Directions for this task: Search the material for "linkages" and show all lines that contain it.

Data entries:
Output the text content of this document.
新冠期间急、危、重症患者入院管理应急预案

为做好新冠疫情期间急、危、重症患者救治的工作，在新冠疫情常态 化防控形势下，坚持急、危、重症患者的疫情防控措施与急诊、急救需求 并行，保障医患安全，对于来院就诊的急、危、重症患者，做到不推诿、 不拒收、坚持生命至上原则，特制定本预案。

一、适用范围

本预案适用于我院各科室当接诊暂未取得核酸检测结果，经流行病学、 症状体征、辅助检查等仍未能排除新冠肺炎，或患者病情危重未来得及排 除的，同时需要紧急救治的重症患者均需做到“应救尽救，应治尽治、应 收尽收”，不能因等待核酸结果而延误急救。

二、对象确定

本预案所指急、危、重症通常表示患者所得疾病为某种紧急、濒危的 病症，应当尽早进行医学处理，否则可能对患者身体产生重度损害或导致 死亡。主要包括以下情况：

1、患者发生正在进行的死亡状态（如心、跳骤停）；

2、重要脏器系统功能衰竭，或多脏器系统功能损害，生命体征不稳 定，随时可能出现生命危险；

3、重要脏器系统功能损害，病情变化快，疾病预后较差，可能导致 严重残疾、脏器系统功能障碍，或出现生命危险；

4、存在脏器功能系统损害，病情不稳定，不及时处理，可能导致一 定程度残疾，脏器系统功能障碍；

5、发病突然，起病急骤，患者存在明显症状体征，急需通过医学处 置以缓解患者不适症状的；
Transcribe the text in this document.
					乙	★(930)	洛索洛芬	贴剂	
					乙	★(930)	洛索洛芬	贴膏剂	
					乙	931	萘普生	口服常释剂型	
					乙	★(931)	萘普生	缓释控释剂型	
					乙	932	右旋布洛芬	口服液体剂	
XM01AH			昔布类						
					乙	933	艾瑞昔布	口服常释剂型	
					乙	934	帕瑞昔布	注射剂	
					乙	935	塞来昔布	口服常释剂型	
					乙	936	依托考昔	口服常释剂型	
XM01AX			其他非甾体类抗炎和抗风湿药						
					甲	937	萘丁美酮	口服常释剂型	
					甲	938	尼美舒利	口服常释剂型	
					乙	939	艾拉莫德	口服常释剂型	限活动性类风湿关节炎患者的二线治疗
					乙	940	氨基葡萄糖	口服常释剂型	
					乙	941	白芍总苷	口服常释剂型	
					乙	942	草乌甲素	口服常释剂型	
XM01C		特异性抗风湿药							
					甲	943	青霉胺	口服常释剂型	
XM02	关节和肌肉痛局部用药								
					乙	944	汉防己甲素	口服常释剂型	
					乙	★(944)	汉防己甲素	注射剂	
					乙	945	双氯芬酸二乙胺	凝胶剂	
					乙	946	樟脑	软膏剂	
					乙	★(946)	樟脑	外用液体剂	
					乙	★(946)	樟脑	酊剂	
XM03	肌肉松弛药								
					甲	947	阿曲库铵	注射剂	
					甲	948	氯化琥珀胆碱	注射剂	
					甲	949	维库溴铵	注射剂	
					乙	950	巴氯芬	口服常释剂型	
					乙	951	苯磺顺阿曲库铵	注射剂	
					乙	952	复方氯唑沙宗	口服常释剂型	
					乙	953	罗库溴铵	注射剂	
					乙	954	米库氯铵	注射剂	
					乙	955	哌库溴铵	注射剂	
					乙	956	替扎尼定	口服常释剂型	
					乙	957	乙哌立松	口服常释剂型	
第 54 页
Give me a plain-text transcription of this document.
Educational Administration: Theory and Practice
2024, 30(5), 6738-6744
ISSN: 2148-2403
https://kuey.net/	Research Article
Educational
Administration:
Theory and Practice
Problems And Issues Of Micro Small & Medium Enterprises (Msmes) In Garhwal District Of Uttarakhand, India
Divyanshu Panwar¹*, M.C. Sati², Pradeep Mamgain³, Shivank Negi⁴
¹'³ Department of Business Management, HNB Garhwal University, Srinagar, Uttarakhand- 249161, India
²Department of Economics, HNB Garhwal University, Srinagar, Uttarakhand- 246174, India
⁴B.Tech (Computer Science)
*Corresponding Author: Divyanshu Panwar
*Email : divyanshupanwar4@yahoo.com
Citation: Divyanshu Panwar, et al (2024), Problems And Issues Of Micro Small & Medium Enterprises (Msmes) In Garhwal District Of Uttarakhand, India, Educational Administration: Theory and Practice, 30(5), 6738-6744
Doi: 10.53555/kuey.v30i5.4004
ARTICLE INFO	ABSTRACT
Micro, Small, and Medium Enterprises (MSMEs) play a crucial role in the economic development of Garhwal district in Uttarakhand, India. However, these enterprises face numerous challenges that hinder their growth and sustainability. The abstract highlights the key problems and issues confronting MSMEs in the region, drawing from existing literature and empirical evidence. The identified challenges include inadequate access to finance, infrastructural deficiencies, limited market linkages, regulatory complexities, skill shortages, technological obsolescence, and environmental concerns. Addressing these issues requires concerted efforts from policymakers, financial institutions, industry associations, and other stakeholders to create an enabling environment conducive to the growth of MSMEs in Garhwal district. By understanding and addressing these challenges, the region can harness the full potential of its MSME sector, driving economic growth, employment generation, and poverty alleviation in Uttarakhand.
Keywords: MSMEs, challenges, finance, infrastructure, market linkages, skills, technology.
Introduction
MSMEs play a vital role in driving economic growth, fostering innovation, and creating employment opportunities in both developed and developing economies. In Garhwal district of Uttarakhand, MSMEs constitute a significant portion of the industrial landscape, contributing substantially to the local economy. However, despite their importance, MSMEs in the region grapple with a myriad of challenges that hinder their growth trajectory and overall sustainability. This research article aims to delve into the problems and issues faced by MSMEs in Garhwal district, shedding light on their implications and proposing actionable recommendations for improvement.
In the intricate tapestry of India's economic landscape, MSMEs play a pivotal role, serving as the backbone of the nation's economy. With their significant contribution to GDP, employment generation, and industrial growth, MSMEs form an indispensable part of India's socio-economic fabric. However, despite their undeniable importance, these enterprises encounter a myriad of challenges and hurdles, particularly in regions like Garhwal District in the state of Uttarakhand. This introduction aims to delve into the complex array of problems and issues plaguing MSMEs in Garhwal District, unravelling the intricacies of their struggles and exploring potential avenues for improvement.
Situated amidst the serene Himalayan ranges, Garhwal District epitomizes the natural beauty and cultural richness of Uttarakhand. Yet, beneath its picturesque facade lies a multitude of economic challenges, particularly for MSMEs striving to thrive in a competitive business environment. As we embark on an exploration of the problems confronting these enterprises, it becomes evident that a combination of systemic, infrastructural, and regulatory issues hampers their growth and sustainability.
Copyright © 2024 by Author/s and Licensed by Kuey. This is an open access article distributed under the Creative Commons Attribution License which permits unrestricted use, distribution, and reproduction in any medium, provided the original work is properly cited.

Response:
Micro, Small, and Medium Enterprises (MSMEs) play a crucial role in the economic development of Garhwal district in Uttarakhand, India. However, these enterprises face numerous challenges that hinder their growth and sustainability. The abstract highlights the key problems and issues confronting MSMEs in the region, drawing from existing literature and empirical evidence. The identified challenges include inadequate access to finance, infrastructural deficiencies, limited market linkages, regulatory complexities, skill shortages, technological obsolescence, and environmental concerns. Addressing these issues requires concerted efforts from policymakers, financial institutions, industry associations, and other stakeholders to create an enabling environment conducive to the growth of MSMEs in Garhwal district. By understanding and addressing these challenges, the region can harness the full potential of its MSME sector, driving economic growth, employment generation, and poverty alleviation in Uttarakhand.
Keywords: MSMEs, challenges, finance, infrastructure, market linkages, skills, technology.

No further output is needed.